- EXERCISE DESCRIPTION
Every entry must be given again exactly.

- MATERIALS PROVIDED
········

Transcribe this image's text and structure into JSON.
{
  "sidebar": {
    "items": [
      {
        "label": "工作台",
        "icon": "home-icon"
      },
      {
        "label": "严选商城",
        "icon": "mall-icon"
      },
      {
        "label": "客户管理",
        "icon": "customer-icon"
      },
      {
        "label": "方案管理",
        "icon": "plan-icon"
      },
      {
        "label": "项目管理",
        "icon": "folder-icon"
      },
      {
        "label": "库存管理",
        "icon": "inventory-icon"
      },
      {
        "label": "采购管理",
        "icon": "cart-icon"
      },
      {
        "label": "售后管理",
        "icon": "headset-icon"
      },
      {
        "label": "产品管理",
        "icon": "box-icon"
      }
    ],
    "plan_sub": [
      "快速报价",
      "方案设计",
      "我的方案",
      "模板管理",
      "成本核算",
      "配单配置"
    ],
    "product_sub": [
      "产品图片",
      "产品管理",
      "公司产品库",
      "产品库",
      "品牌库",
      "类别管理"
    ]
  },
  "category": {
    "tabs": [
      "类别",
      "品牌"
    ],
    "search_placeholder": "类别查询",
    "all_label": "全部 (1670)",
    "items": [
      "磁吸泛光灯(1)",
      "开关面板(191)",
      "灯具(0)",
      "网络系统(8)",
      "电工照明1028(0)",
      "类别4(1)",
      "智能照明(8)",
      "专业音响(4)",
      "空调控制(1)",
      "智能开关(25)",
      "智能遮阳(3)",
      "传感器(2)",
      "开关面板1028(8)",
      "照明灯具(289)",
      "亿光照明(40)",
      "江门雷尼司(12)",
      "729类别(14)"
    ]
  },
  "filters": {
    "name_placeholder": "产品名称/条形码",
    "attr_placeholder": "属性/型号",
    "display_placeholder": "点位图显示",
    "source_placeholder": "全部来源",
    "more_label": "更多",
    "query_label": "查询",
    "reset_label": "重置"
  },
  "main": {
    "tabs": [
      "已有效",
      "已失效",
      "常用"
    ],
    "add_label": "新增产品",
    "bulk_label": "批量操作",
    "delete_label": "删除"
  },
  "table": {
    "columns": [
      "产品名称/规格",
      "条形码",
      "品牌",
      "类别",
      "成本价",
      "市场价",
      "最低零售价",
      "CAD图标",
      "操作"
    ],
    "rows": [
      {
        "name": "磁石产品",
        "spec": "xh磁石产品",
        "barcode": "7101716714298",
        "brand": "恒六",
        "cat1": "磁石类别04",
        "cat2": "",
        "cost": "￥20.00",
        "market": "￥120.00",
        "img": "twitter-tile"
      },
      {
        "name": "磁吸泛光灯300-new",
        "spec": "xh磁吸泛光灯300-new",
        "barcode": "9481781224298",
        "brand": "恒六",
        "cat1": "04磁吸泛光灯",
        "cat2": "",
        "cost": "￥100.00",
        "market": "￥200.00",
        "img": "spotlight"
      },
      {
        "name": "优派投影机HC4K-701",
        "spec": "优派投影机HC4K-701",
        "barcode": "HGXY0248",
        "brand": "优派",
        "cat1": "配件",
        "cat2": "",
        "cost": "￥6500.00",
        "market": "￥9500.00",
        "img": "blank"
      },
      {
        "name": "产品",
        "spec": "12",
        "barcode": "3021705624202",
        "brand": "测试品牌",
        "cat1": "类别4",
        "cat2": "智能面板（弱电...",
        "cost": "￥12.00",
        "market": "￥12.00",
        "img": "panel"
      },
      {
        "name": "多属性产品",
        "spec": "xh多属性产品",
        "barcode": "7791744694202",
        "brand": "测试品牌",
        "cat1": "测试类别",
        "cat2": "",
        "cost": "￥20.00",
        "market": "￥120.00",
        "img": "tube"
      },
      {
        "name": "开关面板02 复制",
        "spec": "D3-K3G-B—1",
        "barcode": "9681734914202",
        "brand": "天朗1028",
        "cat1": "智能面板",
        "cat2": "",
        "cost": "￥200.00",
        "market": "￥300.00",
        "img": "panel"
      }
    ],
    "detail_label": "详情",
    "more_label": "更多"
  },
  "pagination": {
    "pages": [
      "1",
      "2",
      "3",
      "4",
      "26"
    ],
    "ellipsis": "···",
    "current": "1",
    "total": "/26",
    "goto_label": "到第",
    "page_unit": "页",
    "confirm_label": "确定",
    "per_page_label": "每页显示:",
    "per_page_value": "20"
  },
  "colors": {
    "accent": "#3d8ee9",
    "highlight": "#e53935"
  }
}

········

- THE RESULT
Transcribe this image's text and structure into JSON.
{
  "sidebar": {
    "items": [
      {
        "label": "工作台",
        "icon": "home-icon"
      },
      {
        "label": "严选商城",
        "icon": "mall-icon"
      },
      {
        "label": "客户管理",
        "icon": "customer-icon"
      },
      {
        "label": "方案管理",
        "icon": "plan-icon"
      },
      {
        "label": "项目管理",
        "icon": "folder-icon"
      },
      {
        "label": "库存管理",
        "icon": "inventory-icon"
      },
      {
        "label": "采购管理",
        "icon": "cart-icon"
      },
      {
        "label": "售后管理",
        "icon": "headset-icon"
      },
      {
        "label": "产品管理",
        "icon": "box-icon"
      }
    ],
    "plan_sub": [
      "快速报价",
      "方案设计",
      "我的方案",
      "模板管理",
      "成本核算",
      "配单配置"
    ],
    "product_sub": [
      "产品图片",
      "产品管理",
      "公司产品库",
      "产品库",
      "品牌库",
      "类别管理"
    ]
  },
  "category": {
    "tabs": [
      "类别",
      "品牌"
    ],
    "search_placeholder": "类别查询",
    "all_label": "全部 (1670)",
    "items": [
      "磁吸泛光灯(1)",
      "开关面板(191)",
      "灯具(0)",
      "网络系统(8)",
      "电工照明1028(0)",
      "类别4(1)",
      "智能照明(8)",
      "专业音响(4)",
      "空调控制(1)",
      "智能开关(25)",
      "智能遮阳(3)",
      "传感器(2)",
      "开关面板1028(8)",
      "照明灯具(289)",
      "亿光照明(40)",
      "江门雷尼司(12)",
      "729类别(14)"
    ]
  },
  "filters": {
    "name_placeholder": "产品名称/条形码",
    "attr_placeholder": "属性/型号",
    "display_placeholder": "点位图显示",
    "source_placeholder": "全部来源",
    "more_label": "更多",
    "query_label": "查询",
    "reset_label": "重置"
  },
  "main": {
    "tabs": [
      "已有效",
      "已失效",
      "常用"
    ],
    "add_label": "新增产品",
    "bulk_label": "批量操作",
    "delete_label": "删除"
  },
  "table": {
    "columns": [
      "产品名称/规格",
      "条形码",
      "品牌",
      "类别",
      "成本价",
      "市场价",
      "最低零售价",
      "CAD图标",
      "操作"
    ],
    "rows": [
      {
        "name": "磁石产品",
        "spec": "xh磁石产品",
        "barcode": "7101716714298",
        "brand": "恒六",
        "cat1": "磁石类别04",
        "cat2": "",
        "cost": "￥20.00",
        "market": "￥120.00",
        "img": "twitter-tile"
      },
      {
        "name": "磁吸泛光灯300-new",
        "spec": "xh磁吸泛光灯300-new",
        "barcode": "9481781224298",
        "brand": "恒六",
        "cat1": "04磁吸泛光灯",
        "cat2": "",
        "cost": "￥100.00",
        "market": "￥200.00",
        "img": "spotlight"
      },
      {
        "name": "优派投影机HC4K-701",
        "spec": "优派投影机HC4K-701",
        "barcode": "HGXY0248",
        "brand": "优派",
        "cat1": "配件",
        "cat2": "",
        "cost": "￥6500.00",
        "market": "￥9500.00",
        "img": "blank"
      },
      {
        "name": "产品",
        "spec": "12",
        "barcode": "3021705624202",
        "brand": "测试品牌",
        "cat1": "类别4",
        "cat2": "智能面板（弱电...",
        "cost": "￥12.00",
        "market": "￥12.00",
        "img": "panel"
      },
      {
        "name": "多属性产品",
        "spec": "xh多属性产品",
        "barcode": "7791744694202",
        "brand": "测试品牌",
        "cat1": "测试类别",
        "cat2": "",
        "cost": "￥20.00",
        "market": "￥120.00",
        "img": "tube"
      },
      {
        "name": "开关面板02 复制",
        "spec": "D3-K3G-B—1",
        "barcode": "9681734914202",
        "brand": "天朗1028",
        "cat1": "智能面板",
        "cat2": "",
        "cost": "￥200.00",
        "market": "￥300.00",
        "img": "panel"
      }
    ],
    "detail_label": "详情",
    "more_label": "更多"
  },
  "pagination": {
    "pages": [
      "1",
      "2",
      "3",
      "4",
      "26"
    ],
    "ellipsis": "···",
    "current": "1",
    "total": "/26",
    "goto_label": "到第",
    "page_unit": "页",
    "confirm_label": "确定",
    "per_page_label": "每页显示:",
    "per_page_value": "20"
  },
  "colors": {
    "accent": "#3d8ee9",
    "highlight": "#e53935"
  }
}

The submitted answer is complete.